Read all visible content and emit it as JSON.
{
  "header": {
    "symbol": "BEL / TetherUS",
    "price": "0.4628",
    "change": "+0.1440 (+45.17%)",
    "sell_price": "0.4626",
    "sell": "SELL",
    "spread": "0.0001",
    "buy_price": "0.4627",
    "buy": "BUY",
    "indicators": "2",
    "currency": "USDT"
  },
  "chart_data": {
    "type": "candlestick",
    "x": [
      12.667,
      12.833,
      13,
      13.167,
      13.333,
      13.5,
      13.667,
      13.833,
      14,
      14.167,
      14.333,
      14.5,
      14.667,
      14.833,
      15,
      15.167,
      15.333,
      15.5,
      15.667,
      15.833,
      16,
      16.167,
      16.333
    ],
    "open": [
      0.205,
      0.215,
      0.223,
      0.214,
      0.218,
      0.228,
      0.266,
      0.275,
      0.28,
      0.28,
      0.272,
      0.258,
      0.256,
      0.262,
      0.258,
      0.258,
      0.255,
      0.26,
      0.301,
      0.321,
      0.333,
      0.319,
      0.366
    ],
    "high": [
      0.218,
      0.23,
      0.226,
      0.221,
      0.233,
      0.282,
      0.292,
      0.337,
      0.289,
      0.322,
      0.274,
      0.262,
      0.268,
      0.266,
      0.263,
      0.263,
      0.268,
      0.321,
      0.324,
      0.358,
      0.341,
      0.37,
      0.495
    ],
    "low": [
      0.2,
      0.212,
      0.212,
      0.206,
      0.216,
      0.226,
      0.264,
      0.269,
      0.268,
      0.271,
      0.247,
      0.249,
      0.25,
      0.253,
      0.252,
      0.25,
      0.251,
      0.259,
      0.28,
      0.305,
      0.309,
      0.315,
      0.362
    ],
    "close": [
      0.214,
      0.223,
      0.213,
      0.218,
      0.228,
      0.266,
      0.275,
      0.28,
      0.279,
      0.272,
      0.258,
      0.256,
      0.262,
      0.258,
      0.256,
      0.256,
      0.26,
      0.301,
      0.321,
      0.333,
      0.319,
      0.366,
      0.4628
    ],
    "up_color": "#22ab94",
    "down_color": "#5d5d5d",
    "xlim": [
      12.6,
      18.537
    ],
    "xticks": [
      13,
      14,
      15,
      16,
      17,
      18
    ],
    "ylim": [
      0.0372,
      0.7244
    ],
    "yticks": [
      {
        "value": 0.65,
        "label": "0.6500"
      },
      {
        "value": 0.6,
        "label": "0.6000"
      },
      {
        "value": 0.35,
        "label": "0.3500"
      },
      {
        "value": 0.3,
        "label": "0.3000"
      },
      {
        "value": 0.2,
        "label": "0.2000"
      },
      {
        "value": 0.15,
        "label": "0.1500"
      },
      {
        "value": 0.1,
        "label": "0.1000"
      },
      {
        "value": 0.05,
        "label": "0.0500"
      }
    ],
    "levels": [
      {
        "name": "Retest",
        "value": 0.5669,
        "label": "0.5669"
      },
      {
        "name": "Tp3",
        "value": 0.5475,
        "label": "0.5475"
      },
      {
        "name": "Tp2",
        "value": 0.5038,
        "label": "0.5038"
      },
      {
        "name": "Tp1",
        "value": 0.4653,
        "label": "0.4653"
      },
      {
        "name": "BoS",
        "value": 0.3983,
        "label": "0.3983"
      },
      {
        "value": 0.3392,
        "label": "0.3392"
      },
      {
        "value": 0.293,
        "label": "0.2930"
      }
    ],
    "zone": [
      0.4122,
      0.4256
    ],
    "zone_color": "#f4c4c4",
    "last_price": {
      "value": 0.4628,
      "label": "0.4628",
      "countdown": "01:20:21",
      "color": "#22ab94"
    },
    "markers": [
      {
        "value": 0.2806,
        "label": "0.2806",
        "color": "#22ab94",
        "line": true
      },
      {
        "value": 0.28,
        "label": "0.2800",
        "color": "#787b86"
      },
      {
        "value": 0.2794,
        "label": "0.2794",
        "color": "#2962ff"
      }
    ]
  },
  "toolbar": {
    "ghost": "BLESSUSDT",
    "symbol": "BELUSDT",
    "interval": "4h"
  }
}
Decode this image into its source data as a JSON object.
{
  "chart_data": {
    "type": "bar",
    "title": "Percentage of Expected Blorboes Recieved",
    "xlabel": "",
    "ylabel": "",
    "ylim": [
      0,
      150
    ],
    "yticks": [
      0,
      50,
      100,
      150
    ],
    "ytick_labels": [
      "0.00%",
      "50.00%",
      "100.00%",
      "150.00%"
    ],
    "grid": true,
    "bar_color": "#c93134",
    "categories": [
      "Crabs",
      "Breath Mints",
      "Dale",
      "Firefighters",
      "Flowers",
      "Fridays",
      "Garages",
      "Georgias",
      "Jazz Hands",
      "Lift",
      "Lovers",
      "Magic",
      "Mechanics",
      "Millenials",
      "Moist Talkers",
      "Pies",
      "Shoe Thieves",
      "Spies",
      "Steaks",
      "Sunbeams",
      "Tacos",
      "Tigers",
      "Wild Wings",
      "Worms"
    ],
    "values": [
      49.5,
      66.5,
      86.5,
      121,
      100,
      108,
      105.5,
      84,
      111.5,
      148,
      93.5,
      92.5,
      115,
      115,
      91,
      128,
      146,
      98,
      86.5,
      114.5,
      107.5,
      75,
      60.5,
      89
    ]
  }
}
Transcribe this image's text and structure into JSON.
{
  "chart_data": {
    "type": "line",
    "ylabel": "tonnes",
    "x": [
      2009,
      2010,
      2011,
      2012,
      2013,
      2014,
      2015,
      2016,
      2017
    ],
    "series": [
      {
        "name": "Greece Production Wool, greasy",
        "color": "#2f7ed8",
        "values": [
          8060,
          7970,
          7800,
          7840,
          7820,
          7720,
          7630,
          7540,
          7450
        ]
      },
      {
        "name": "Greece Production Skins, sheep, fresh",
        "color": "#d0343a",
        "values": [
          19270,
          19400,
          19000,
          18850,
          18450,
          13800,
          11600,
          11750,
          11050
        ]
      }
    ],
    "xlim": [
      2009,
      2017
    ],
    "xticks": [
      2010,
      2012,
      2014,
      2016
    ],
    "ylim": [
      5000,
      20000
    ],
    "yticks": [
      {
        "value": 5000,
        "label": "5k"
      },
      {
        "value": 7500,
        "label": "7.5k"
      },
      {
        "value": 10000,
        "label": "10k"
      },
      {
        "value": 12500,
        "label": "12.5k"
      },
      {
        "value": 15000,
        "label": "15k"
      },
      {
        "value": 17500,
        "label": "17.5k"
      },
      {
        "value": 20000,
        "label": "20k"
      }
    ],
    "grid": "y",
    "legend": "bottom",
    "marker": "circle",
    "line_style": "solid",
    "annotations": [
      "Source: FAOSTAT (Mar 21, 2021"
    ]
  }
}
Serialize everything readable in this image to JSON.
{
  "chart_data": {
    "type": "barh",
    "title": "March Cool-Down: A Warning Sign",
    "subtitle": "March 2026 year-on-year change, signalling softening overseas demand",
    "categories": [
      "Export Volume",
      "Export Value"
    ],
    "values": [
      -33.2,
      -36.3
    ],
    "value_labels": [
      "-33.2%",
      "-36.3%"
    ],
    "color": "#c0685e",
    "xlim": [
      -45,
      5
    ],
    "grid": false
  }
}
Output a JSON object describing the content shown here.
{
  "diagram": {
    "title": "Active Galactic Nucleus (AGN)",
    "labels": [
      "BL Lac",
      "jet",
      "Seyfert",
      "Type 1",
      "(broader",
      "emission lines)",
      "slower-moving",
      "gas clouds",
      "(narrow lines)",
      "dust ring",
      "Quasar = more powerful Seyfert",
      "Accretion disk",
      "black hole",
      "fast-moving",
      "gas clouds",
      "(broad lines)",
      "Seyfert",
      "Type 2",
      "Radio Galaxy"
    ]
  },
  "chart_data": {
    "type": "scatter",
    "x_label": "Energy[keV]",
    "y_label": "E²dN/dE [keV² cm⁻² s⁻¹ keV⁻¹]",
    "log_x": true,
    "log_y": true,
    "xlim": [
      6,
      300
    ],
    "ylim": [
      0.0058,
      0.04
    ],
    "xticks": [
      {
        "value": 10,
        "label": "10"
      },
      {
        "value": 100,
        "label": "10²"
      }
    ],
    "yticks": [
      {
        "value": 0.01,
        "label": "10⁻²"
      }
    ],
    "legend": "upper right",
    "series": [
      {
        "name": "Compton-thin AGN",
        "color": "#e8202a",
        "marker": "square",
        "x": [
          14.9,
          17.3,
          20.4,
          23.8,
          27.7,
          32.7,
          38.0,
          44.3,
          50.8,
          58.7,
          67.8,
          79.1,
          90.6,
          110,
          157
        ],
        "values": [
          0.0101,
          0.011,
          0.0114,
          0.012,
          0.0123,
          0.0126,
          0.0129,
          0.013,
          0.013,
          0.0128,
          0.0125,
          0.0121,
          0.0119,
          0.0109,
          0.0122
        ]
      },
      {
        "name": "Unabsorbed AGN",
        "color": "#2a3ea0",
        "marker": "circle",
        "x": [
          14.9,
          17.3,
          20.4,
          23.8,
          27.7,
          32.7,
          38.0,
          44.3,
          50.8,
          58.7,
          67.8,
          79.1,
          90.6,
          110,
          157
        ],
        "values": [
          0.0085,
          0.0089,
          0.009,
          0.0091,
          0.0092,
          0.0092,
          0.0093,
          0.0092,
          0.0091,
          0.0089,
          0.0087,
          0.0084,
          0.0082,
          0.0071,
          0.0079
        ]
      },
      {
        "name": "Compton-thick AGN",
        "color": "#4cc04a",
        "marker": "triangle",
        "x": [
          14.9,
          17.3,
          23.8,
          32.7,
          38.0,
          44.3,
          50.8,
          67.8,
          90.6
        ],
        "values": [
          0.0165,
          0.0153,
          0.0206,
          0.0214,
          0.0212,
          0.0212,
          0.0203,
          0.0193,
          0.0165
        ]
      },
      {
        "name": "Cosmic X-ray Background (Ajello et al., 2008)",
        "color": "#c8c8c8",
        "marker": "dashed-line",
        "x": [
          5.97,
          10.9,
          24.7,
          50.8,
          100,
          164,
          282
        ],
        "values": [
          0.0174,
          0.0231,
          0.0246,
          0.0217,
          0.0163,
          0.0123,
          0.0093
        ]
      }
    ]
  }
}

| Exercise aim |
Each line containing the word "image" counts once; say how many such lines there are, giving only the number.

| Written solution |
3